→ **TASK PROMPT**: Reproduce the listing below verbatim.

→ **Figure record listings**:

☆ ☆ ☆ ☆

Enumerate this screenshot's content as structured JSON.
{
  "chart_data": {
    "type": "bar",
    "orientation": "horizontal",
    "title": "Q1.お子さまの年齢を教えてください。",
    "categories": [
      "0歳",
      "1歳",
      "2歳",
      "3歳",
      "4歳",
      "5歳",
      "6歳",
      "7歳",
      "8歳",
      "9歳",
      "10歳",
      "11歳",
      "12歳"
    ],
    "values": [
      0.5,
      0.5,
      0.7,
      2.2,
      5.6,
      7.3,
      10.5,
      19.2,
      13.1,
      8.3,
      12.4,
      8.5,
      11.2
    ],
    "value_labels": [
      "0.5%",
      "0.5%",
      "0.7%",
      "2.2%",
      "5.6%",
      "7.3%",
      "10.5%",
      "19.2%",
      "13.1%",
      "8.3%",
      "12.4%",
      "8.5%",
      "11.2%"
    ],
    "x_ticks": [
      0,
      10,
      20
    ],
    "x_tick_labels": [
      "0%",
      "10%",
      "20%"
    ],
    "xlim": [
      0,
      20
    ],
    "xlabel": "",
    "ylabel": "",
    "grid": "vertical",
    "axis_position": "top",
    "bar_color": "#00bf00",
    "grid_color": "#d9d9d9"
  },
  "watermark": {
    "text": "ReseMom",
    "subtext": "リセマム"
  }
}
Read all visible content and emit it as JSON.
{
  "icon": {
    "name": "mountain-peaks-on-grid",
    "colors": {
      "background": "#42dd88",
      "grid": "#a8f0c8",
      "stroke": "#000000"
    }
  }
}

☆ ☆ ☆ ☆

→ **TASK OUTPUT**:
Enumerate this screenshot's content as structured JSON.
{
  "chart_data": {
    "type": "bar",
    "orientation": "horizontal",
    "title": "Q1.お子さまの年齢を教えてください。",
    "categories": [
      "0歳",
      "1歳",
      "2歳",
      "3歳",
      "4歳",
      "5歳",
      "6歳",
      "7歳",
      "8歳",
      "9歳",
      "10歳",
      "11歳",
      "12歳"
    ],
    "values": [
      0.5,
      0.5,
      0.7,
      2.2,
      5.6,
      7.3,
      10.5,
      19.2,
      13.1,
      8.3,
      12.4,
      8.5,
      11.2
    ],
    "value_labels": [
      "0.5%",
      "0.5%",
      "0.7%",
      "2.2%",
      "5.6%",
      "7.3%",
      "10.5%",
      "19.2%",
      "13.1%",
      "8.3%",
      "12.4%",
      "8.5%",
      "11.2%"
    ],
    "x_ticks": [
      0,
      10,
      20
    ],
    "x_tick_labels": [
      "0%",
      "10%",
      "20%"
    ],
    "xlim": [
      0,
      20
    ],
    "xlabel": "",
    "ylabel": "",
    "grid": "vertical",
    "axis_position": "top",
    "bar_color": "#00bf00",
    "grid_color": "#d9d9d9"
  },
  "watermark": {
    "text": "ReseMom",
    "subtext": "リセマム"
  }
}
Read all visible content and emit it as JSON.
{
  "icon": {
    "name": "mountain-peaks-on-grid",
    "colors": {
      "background": "#42dd88",
      "grid": "#a8f0c8",
      "stroke": "#000000"
    }
  }
}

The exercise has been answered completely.